Given instruction:
Check each line of the material. Copy those containing "Others".

— start Given entries —

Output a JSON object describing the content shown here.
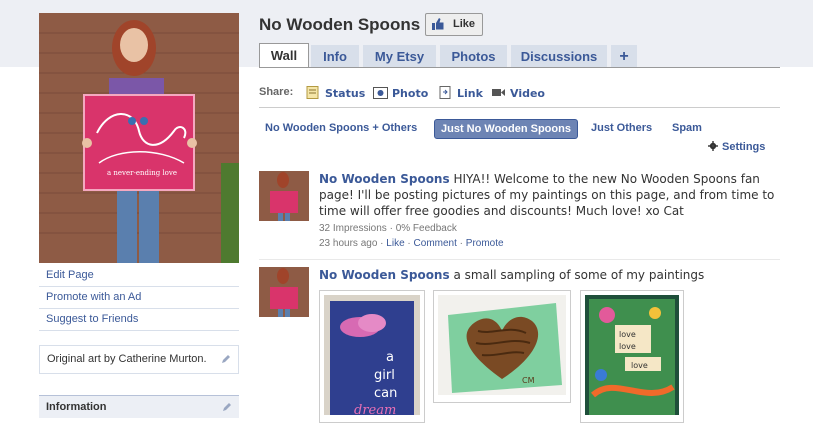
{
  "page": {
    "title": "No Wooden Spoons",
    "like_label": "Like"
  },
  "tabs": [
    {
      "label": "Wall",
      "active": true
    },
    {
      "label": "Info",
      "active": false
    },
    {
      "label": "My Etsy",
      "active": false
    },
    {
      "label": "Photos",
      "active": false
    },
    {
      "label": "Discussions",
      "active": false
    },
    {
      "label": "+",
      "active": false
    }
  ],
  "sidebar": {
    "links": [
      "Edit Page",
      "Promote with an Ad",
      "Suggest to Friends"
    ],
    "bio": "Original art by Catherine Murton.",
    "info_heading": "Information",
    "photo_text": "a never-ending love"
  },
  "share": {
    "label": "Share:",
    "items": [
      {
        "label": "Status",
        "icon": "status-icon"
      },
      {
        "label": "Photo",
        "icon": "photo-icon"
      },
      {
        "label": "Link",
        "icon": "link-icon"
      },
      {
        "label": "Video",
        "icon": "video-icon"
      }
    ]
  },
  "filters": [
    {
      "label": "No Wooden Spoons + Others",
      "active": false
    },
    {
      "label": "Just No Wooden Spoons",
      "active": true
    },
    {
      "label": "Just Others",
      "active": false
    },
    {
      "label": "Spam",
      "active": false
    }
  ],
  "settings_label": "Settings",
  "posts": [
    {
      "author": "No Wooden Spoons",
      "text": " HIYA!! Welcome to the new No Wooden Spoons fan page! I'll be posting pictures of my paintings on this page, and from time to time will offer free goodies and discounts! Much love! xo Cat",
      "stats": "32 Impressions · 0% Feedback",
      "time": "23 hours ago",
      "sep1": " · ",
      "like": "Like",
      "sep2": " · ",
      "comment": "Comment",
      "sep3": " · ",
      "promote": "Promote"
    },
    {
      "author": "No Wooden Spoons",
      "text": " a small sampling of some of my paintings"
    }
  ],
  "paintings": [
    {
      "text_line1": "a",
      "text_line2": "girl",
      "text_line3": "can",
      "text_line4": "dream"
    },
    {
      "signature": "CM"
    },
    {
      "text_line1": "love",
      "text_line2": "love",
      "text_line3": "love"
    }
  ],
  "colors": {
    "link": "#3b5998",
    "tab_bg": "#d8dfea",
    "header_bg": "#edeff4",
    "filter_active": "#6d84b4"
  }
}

— end Given entries —
— start Given entries —

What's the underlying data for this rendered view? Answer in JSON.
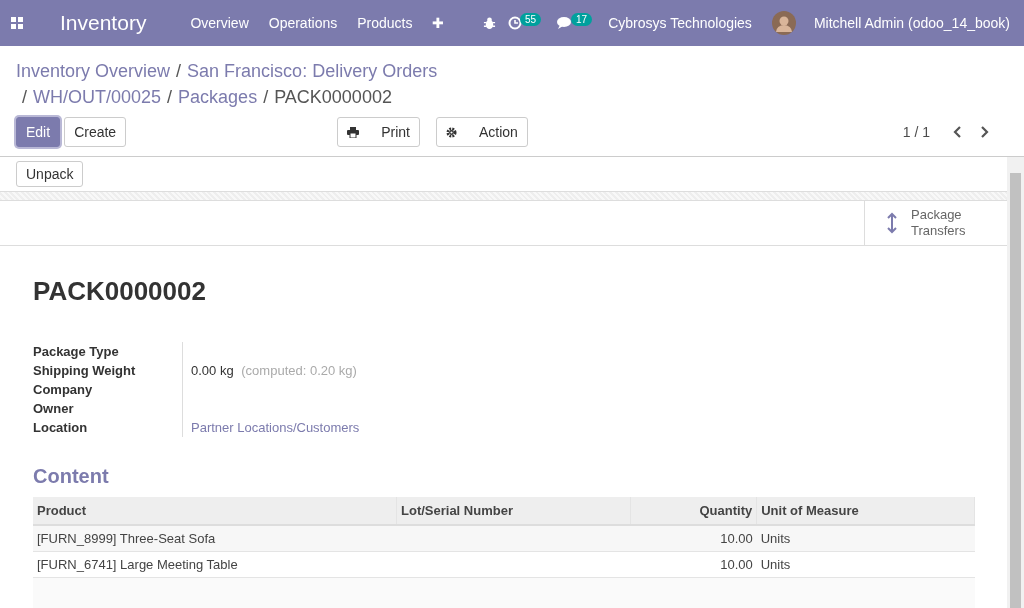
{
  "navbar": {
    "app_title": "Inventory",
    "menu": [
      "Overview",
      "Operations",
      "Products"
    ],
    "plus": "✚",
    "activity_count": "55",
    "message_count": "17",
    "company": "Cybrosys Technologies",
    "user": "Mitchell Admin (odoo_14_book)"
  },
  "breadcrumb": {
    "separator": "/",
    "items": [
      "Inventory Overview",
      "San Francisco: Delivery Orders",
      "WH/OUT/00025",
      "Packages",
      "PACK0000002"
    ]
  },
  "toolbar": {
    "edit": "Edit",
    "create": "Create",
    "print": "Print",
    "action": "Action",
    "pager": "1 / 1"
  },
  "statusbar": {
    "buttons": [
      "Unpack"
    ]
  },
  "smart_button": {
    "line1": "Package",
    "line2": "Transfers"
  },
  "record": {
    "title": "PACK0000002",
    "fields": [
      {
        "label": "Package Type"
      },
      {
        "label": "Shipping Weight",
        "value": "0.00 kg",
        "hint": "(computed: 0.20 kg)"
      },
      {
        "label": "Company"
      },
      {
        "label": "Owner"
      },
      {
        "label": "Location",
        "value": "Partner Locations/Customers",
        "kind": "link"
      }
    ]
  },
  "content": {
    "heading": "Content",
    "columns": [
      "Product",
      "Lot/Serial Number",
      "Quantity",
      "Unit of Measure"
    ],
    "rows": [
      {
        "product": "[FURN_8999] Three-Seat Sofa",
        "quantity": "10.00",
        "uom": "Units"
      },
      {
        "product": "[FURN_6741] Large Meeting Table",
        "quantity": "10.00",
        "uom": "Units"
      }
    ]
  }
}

— end Given entries —

Output:
      "label": "No Wooden Spoons + Others",
      "label": "Just Others",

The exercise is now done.